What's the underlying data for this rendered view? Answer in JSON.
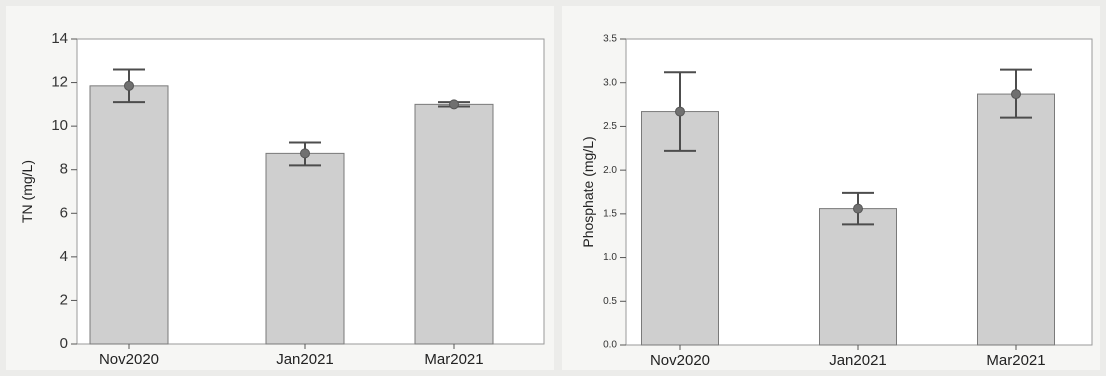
{
  "chart_data": [
    {
      "type": "bar",
      "title": "",
      "xlabel": "",
      "ylabel": "TN (mg/L)",
      "categories": [
        "Nov2020",
        "Jan2021",
        "Mar2021"
      ],
      "values": [
        11.85,
        8.75,
        11.0
      ],
      "error_low": [
        11.1,
        8.2,
        10.9
      ],
      "error_high": [
        12.6,
        9.25,
        11.1
      ],
      "ylim": [
        0,
        14
      ],
      "yticks": [
        0,
        2,
        4,
        6,
        8,
        10,
        12,
        14
      ],
      "ytick_labels": [
        "0",
        "2",
        "4",
        "6",
        "8",
        "10",
        "12",
        "14"
      ],
      "grid": false,
      "bar_color": "#cfcfcf"
    },
    {
      "type": "bar",
      "title": "",
      "xlabel": "",
      "ylabel": "Phosphate (mg/L)",
      "categories": [
        "Nov2020",
        "Jan2021",
        "Mar2021"
      ],
      "values": [
        2.67,
        1.56,
        2.87
      ],
      "error_low": [
        2.22,
        1.38,
        2.6
      ],
      "error_high": [
        3.12,
        1.74,
        3.15
      ],
      "ylim": [
        0,
        3.5
      ],
      "yticks": [
        0,
        0.5,
        1,
        1.5,
        2,
        2.5,
        3,
        3.5
      ],
      "ytick_labels": [
        "0.0",
        "0.5",
        "1.0",
        "1.5",
        "2.0",
        "2.5",
        "3.0",
        "3.5"
      ],
      "grid": false,
      "bar_color": "#cfcfcf"
    }
  ]
}
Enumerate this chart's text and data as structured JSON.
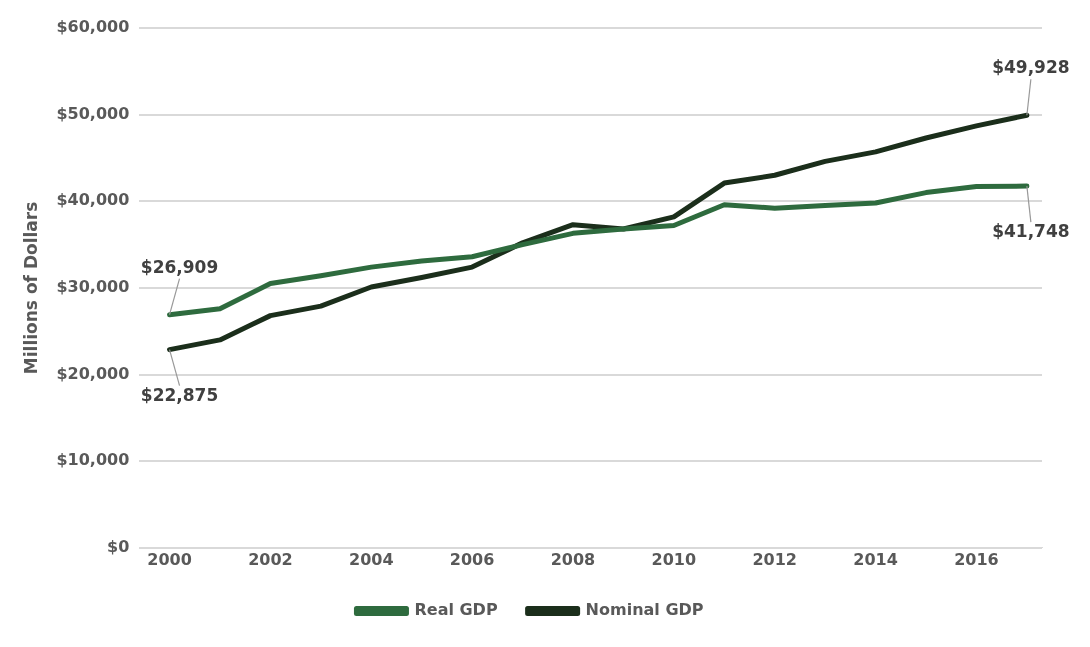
{
  "chart_data": {
    "type": "line",
    "ylabel": "Millions of Dollars",
    "x": [
      2000,
      2001,
      2002,
      2003,
      2004,
      2005,
      2006,
      2007,
      2008,
      2009,
      2010,
      2011,
      2012,
      2013,
      2014,
      2015,
      2016,
      2017
    ],
    "series": [
      {
        "name": "Real GDP",
        "color": "#2e6b3e",
        "values": [
          26909,
          27600,
          30500,
          31400,
          32400,
          33100,
          33600,
          35000,
          36300,
          36800,
          37200,
          39600,
          39200,
          39500,
          39800,
          41000,
          41700,
          41748
        ],
        "value_labels": [
          "$26,909",
          null,
          null,
          null,
          null,
          null,
          null,
          null,
          null,
          null,
          null,
          null,
          null,
          null,
          null,
          null,
          null,
          "$41,748"
        ]
      },
      {
        "name": "Nominal GDP",
        "color": "#1b2e1b",
        "values": [
          22875,
          24000,
          26800,
          27900,
          30100,
          31200,
          32400,
          35200,
          37300,
          36800,
          38200,
          42100,
          43000,
          44600,
          45700,
          47300,
          48700,
          49928
        ],
        "value_labels": [
          "$22,875",
          null,
          null,
          null,
          null,
          null,
          null,
          null,
          null,
          null,
          null,
          null,
          null,
          null,
          null,
          null,
          null,
          "$49,928"
        ]
      }
    ],
    "xlim": [
      1999.4,
      2017.3
    ],
    "xticks": [
      2000,
      2002,
      2004,
      2006,
      2008,
      2010,
      2012,
      2014,
      2016
    ],
    "ylim": [
      0,
      60000
    ],
    "yticks": [
      {
        "value": 0,
        "label": "$0"
      },
      {
        "value": 10000,
        "label": "$10,000"
      },
      {
        "value": 20000,
        "label": "$20,000"
      },
      {
        "value": 30000,
        "label": "$30,000"
      },
      {
        "value": 40000,
        "label": "$40,000"
      },
      {
        "value": 50000,
        "label": "$50,000"
      },
      {
        "value": 60000,
        "label": "$60,000"
      }
    ],
    "grid": "y",
    "legend": "bottom",
    "marker": "none",
    "line_style": "solid"
  }
}
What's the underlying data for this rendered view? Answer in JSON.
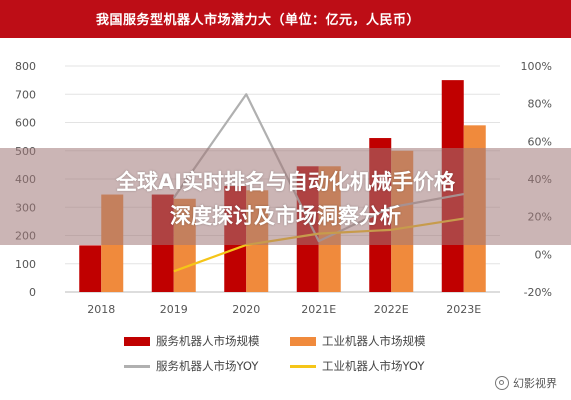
{
  "chart_data": {
    "type": "bar",
    "title": "我国服务型机器人市场潜力大（单位：亿元，人民币）",
    "categories": [
      "2018",
      "2019",
      "2020",
      "2021E",
      "2022E",
      "2023E"
    ],
    "series": [
      {
        "name": "服务机器人市场规模",
        "kind": "bar",
        "axis": "left",
        "color": "#c00000",
        "values": [
          165,
          345,
          375,
          445,
          545,
          750
        ]
      },
      {
        "name": "工业机器人市场规模",
        "kind": "bar",
        "axis": "left",
        "color": "#f08a3c",
        "values": [
          345,
          330,
          360,
          445,
          500,
          590
        ]
      },
      {
        "name": "服务机器人市场YOY",
        "kind": "line",
        "axis": "right",
        "color": "#b0b0b0",
        "values": [
          null,
          30,
          85,
          7,
          25,
          32
        ]
      },
      {
        "name": "工业机器人市场YOY",
        "kind": "line",
        "axis": "right",
        "color": "#f5c518",
        "values": [
          null,
          -9,
          5,
          11,
          13,
          19
        ]
      }
    ],
    "ylim_left": [
      0,
      800
    ],
    "yticks_left": [
      "0",
      "100",
      "200",
      "300",
      "400",
      "500",
      "600",
      "700",
      "800"
    ],
    "ylim_right": [
      -20,
      100
    ],
    "yticks_right": [
      "-20%",
      "0%",
      "20%",
      "40%",
      "60%",
      "80%",
      "100%"
    ],
    "grid": true,
    "legend_position": "bottom"
  },
  "overlay": {
    "line1": "全球AI实时排名与自动化机械手价格",
    "line2": "深度探讨及市场洞察分析"
  },
  "watermark": {
    "icon": "wechat-icon",
    "text": "幻影视界"
  }
}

### Short problem
Filter the records down to the lines that contain the string "name", and copy those lines.

### The output
        "name": "Real GDP",
        "name": "Nominal GDP",
        "name": "服务机器人市场规模",
        "name": "工业机器人市场规模",
        "name": "服务机器人市场YOY",
        "name": "工业机器人市场YOY",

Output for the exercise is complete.